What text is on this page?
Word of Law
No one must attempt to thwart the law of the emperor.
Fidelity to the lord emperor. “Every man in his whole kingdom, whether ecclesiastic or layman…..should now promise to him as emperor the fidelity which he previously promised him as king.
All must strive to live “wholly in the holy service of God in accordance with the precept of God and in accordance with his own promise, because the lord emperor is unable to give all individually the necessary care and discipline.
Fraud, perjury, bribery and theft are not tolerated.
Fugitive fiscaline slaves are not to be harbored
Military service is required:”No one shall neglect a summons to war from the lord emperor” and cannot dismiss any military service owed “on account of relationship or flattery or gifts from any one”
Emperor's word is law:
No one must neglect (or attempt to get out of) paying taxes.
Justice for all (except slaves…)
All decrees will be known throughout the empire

§ Instructions to follow:
Reproduce the whole listing word for word.

§ Right answer:
What text is on this page?
Word of Law
No one must attempt to thwart the law of the emperor.
Fidelity to the lord emperor. “Every man in his whole kingdom, whether ecclesiastic or layman…..should now promise to him as emperor the fidelity which he previously promised him as king.
All must strive to live “wholly in the holy service of God in accordance with the precept of God and in accordance with his own promise, because the lord emperor is unable to give all individually the necessary care and discipline.
Fraud, perjury, bribery and theft are not tolerated.
Fugitive fiscaline slaves are not to be harbored
Military service is required:”No one shall neglect a summons to war from the lord emperor” and cannot dismiss any military service owed “on account of relationship or flattery or gifts from any one”
Emperor's word is law:
No one must neglect (or attempt to get out of) paying taxes.
Justice for all (except slaves…)
All decrees will be known throughout the empire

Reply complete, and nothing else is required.